━━━ ENTRIES SHOWN ━━━
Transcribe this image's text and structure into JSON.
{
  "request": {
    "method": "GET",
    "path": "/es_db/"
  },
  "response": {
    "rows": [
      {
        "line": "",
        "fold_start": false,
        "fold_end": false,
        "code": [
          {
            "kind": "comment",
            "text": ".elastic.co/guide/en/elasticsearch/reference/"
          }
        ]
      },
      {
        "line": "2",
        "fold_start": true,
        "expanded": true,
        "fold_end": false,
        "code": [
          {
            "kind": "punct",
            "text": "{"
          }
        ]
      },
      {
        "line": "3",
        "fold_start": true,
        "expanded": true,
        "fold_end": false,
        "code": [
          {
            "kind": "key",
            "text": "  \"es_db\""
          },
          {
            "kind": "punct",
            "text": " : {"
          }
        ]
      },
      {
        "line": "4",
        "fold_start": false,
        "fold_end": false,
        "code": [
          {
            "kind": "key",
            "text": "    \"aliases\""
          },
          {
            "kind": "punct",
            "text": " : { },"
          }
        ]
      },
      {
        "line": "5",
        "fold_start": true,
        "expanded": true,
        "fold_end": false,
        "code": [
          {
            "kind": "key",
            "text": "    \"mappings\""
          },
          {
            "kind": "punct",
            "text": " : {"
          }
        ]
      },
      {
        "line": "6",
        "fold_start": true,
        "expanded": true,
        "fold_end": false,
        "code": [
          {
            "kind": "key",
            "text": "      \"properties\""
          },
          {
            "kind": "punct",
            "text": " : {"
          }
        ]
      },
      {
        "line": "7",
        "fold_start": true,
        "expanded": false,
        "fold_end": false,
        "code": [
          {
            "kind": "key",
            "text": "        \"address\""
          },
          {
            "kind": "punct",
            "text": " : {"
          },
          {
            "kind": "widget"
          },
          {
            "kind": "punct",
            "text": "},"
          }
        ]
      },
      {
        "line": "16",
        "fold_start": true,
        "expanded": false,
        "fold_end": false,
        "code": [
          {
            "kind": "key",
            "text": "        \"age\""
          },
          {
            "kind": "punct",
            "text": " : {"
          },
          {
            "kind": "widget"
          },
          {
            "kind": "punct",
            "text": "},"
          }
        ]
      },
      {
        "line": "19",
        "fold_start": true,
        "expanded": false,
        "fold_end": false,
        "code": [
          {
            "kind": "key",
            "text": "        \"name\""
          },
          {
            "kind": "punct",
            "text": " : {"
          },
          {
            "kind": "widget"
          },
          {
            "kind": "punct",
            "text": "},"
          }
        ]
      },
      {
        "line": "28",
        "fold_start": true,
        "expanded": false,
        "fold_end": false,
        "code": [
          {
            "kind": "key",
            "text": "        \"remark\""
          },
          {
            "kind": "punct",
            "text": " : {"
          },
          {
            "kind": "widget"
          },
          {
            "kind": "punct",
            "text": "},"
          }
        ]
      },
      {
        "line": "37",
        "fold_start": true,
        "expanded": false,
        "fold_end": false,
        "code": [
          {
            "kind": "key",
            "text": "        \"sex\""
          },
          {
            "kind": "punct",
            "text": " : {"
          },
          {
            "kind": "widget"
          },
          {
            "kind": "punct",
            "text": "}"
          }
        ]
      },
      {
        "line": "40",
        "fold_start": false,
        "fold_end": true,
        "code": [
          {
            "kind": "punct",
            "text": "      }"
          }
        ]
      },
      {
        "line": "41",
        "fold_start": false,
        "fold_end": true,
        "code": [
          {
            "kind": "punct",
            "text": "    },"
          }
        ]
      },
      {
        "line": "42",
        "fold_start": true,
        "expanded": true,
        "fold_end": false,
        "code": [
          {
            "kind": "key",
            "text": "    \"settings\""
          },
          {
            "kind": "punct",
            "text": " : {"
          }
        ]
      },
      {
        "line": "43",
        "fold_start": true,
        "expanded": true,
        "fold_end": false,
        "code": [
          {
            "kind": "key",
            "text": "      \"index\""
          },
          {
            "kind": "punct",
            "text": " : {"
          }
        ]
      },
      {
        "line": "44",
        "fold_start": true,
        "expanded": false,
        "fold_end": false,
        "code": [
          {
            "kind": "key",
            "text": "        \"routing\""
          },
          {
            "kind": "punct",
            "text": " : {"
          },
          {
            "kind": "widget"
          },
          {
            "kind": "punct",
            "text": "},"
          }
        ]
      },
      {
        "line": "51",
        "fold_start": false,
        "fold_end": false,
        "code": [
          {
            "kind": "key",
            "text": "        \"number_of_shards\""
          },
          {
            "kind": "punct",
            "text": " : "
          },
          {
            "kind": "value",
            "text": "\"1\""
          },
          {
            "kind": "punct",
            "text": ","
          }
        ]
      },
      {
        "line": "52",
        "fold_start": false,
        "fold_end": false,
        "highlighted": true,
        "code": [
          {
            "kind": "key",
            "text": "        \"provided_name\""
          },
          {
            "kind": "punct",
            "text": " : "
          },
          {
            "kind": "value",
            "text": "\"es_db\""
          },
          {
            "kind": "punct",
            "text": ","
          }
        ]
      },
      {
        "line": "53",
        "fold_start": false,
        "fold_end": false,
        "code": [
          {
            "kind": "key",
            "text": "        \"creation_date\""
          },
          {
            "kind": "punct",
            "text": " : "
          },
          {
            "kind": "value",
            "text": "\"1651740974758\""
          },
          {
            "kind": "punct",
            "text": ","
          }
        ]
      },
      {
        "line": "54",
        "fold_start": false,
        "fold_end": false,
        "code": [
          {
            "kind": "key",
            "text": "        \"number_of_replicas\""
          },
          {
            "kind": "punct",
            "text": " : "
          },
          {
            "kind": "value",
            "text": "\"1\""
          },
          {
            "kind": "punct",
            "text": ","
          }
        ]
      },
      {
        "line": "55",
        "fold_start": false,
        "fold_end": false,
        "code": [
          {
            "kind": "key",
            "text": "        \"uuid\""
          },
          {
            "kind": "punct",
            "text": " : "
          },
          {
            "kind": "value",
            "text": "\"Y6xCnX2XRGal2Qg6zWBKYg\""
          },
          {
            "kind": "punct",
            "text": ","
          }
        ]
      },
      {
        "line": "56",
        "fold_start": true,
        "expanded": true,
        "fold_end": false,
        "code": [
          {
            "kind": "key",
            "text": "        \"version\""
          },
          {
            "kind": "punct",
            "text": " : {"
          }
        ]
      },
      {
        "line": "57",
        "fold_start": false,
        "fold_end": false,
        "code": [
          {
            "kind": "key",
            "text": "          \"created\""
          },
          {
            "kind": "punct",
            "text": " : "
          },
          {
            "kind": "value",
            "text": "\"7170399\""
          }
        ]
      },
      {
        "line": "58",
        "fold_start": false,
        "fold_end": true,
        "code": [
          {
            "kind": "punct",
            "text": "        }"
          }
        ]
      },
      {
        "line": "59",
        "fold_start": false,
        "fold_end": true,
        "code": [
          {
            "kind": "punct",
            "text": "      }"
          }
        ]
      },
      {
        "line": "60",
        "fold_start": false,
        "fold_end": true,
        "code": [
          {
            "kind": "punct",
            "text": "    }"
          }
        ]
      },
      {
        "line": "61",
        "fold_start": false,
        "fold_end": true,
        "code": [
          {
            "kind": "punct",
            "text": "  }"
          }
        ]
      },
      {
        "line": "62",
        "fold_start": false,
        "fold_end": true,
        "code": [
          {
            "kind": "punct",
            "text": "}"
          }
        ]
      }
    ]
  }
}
━━━
◆ WHAT TO PRODUCE ◆
Write out every entry word for word.

◆ RESPONSE ◆
Transcribe this image's text and structure into JSON.
{
  "request": {
    "method": "GET",
    "path": "/es_db/"
  },
  "response": {
    "rows": [
      {
        "line": "",
        "fold_start": false,
        "fold_end": false,
        "code": [
          {
            "kind": "comment",
            "text": ".elastic.co/guide/en/elasticsearch/reference/"
          }
        ]
      },
      {
        "line": "2",
        "fold_start": true,
        "expanded": true,
        "fold_end": false,
        "code": [
          {
            "kind": "punct",
            "text": "{"
          }
        ]
      },
      {
        "line": "3",
        "fold_start": true,
        "expanded": true,
        "fold_end": false,
        "code": [
          {
            "kind": "key",
            "text": "  \"es_db\""
          },
          {
            "kind": "punct",
            "text": " : {"
          }
        ]
      },
      {
        "line": "4",
        "fold_start": false,
        "fold_end": false,
        "code": [
          {
            "kind": "key",
            "text": "    \"aliases\""
          },
          {
            "kind": "punct",
            "text": " : { },"
          }
        ]
      },
      {
        "line": "5",
        "fold_start": true,
        "expanded": true,
        "fold_end": false,
        "code": [
          {
            "kind": "key",
            "text": "    \"mappings\""
          },
          {
            "kind": "punct",
            "text": " : {"
          }
        ]
      },
      {
        "line": "6",
        "fold_start": true,
        "expanded": true,
        "fold_end": false,
        "code": [
          {
            "kind": "key",
            "text": "      \"properties\""
          },
          {
            "kind": "punct",
            "text": " : {"
          }
        ]
      },
      {
        "line": "7",
        "fold_start": true,
        "expanded": false,
        "fold_end": false,
        "code": [
          {
            "kind": "key",
            "text": "        \"address\""
          },
          {
            "kind": "punct",
            "text": " : {"
          },
          {
            "kind": "widget"
          },
          {
            "kind": "punct",
            "text": "},"
          }
        ]
      },
      {
        "line": "16",
        "fold_start": true,
        "expanded": false,
        "fold_end": false,
        "code": [
          {
            "kind": "key",
            "text": "        \"age\""
          },
          {
            "kind": "punct",
            "text": " : {"
          },
          {
            "kind": "widget"
          },
          {
            "kind": "punct",
            "text": "},"
          }
        ]
      },
      {
        "line": "19",
        "fold_start": true,
        "expanded": false,
        "fold_end": false,
        "code": [
          {
            "kind": "key",
            "text": "        \"name\""
          },
          {
            "kind": "punct",
            "text": " : {"
          },
          {
            "kind": "widget"
          },
          {
            "kind": "punct",
            "text": "},"
          }
        ]
      },
      {
        "line": "28",
        "fold_start": true,
        "expanded": false,
        "fold_end": false,
        "code": [
          {
            "kind": "key",
            "text": "        \"remark\""
          },
          {
            "kind": "punct",
            "text": " : {"
          },
          {
            "kind": "widget"
          },
          {
            "kind": "punct",
            "text": "},"
          }
        ]
      },
      {
        "line": "37",
        "fold_start": true,
        "expanded": false,
        "fold_end": false,
        "code": [
          {
            "kind": "key",
            "text": "        \"sex\""
          },
          {
            "kind": "punct",
            "text": " : {"
          },
          {
            "kind": "widget"
          },
          {
            "kind": "punct",
            "text": "}"
          }
        ]
      },
      {
        "line": "40",
        "fold_start": false,
        "fold_end": true,
        "code": [
          {
            "kind": "punct",
            "text": "      }"
          }
        ]
      },
      {
        "line": "41",
        "fold_start": false,
        "fold_end": true,
        "code": [
          {
            "kind": "punct",
            "text": "    },"
          }
        ]
      },
      {
        "line": "42",
        "fold_start": true,
        "expanded": true,
        "fold_end": false,
        "code": [
          {
            "kind": "key",
            "text": "    \"settings\""
          },
          {
            "kind": "punct",
            "text": " : {"
          }
        ]
      },
      {
        "line": "43",
        "fold_start": true,
        "expanded": true,
        "fold_end": false,
        "code": [
          {
            "kind": "key",
            "text": "      \"index\""
          },
          {
            "kind": "punct",
            "text": " : {"
          }
        ]
      },
      {
        "line": "44",
        "fold_start": true,
        "expanded": false,
        "fold_end": false,
        "code": [
          {
            "kind": "key",
            "text": "        \"routing\""
          },
          {
            "kind": "punct",
            "text": " : {"
          },
          {
            "kind": "widget"
          },
          {
            "kind": "punct",
            "text": "},"
          }
        ]
      },
      {
        "line": "51",
        "fold_start": false,
        "fold_end": false,
        "code": [
          {
            "kind": "key",
            "text": "        \"number_of_shards\""
          },
          {
            "kind": "punct",
            "text": " : "
          },
          {
            "kind": "value",
            "text": "\"1\""
          },
          {
            "kind": "punct",
            "text": ","
          }
        ]
      },
      {
        "line": "52",
        "fold_start": false,
        "fold_end": false,
        "highlighted": true,
        "code": [
          {
            "kind": "key",
            "text": "        \"provided_name\""
          },
          {
            "kind": "punct",
            "text": " : "
          },
          {
            "kind": "value",
            "text": "\"es_db\""
          },
          {
            "kind": "punct",
            "text": ","
          }
        ]
      },
      {
        "line": "53",
        "fold_start": false,
        "fold_end": false,
        "code": [
          {
            "kind": "key",
            "text": "        \"creation_date\""
          },
          {
            "kind": "punct",
            "text": " : "
          },
          {
            "kind": "value",
            "text": "\"1651740974758\""
          },
          {
            "kind": "punct",
            "text": ","
          }
        ]
      },
      {
        "line": "54",
        "fold_start": false,
        "fold_end": false,
        "code": [
          {
            "kind": "key",
            "text": "        \"number_of_replicas\""
          },
          {
            "kind": "punct",
            "text": " : "
          },
          {
            "kind": "value",
            "text": "\"1\""
          },
          {
            "kind": "punct",
            "text": ","
          }
        ]
      },
      {
        "line": "55",
        "fold_start": false,
        "fold_end": false,
        "code": [
          {
            "kind": "key",
            "text": "        \"uuid\""
          },
          {
            "kind": "punct",
            "text": " : "
          },
          {
            "kind": "value",
            "text": "\"Y6xCnX2XRGal2Qg6zWBKYg\""
          },
          {
            "kind": "punct",
            "text": ","
          }
        ]
      },
      {
        "line": "56",
        "fold_start": true,
        "expanded": true,
        "fold_end": false,
        "code": [
          {
            "kind": "key",
            "text": "        \"version\""
          },
          {
            "kind": "punct",
            "text": " : {"
          }
        ]
      },
      {
        "line": "57",
        "fold_start": false,
        "fold_end": false,
        "code": [
          {
            "kind": "key",
            "text": "          \"created\""
          },
          {
            "kind": "punct",
            "text": " : "
          },
          {
            "kind": "value",
            "text": "\"7170399\""
          }
        ]
      },
      {
        "line": "58",
        "fold_start": false,
        "fold_end": true,
        "code": [
          {
            "kind": "punct",
            "text": "        }"
          }
        ]
      },
      {
        "line": "59",
        "fold_start": false,
        "fold_end": true,
        "code": [
          {
            "kind": "punct",
            "text": "      }"
          }
        ]
      },
      {
        "line": "60",
        "fold_start": false,
        "fold_end": true,
        "code": [
          {
            "kind": "punct",
            "text": "    }"
          }
        ]
      },
      {
        "line": "61",
        "fold_start": false,
        "fold_end": true,
        "code": [
          {
            "kind": "punct",
            "text": "  }"
          }
        ]
      },
      {
        "line": "62",
        "fold_start": false,
        "fold_end": true,
        "code": [
          {
            "kind": "punct",
            "text": "}"
          }
        ]
      }
    ]
  }
}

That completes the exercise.